WORK TO DO: Gather all lines in the data that hold the string "Temperature".

Dataset entries on figures:
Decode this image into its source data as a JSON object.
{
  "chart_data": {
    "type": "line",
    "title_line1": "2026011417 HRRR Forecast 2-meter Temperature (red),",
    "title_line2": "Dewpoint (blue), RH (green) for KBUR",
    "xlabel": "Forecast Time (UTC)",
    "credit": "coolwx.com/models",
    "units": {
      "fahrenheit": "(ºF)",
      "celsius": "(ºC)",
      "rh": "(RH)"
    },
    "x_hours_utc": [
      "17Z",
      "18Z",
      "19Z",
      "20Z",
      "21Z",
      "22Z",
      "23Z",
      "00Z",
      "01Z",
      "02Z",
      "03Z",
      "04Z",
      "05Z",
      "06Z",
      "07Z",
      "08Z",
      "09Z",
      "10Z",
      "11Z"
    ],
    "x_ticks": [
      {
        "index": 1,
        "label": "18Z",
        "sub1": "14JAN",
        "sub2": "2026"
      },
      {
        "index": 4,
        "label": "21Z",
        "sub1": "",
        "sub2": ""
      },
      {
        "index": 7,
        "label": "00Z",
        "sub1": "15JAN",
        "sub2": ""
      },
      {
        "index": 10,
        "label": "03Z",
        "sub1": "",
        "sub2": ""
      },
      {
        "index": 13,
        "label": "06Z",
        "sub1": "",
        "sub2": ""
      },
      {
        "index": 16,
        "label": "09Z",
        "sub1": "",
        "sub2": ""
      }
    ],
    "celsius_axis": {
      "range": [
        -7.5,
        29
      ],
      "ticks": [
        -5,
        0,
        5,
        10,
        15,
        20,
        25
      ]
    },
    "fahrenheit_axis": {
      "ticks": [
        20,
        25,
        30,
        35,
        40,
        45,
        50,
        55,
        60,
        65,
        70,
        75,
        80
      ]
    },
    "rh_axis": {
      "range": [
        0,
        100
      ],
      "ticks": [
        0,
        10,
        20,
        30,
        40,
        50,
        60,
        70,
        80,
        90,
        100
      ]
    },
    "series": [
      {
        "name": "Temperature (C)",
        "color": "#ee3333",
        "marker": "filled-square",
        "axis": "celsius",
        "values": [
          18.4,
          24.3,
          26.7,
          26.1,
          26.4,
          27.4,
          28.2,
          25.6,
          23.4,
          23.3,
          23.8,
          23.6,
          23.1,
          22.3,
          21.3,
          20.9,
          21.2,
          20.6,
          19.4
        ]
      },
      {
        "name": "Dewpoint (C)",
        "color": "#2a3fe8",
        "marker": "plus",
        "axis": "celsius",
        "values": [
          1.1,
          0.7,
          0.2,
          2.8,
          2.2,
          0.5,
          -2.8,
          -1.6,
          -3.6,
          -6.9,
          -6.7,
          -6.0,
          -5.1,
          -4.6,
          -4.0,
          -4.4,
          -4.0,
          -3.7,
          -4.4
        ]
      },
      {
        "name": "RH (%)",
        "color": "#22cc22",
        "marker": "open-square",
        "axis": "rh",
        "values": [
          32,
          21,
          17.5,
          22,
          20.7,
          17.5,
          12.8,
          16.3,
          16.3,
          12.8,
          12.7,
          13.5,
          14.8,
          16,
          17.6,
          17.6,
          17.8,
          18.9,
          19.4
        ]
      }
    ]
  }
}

COMPLETE OUTPUT:
    "title_line1": "2026011417 HRRR Forecast 2-meter Temperature (red),",
        "name": "Temperature (C)",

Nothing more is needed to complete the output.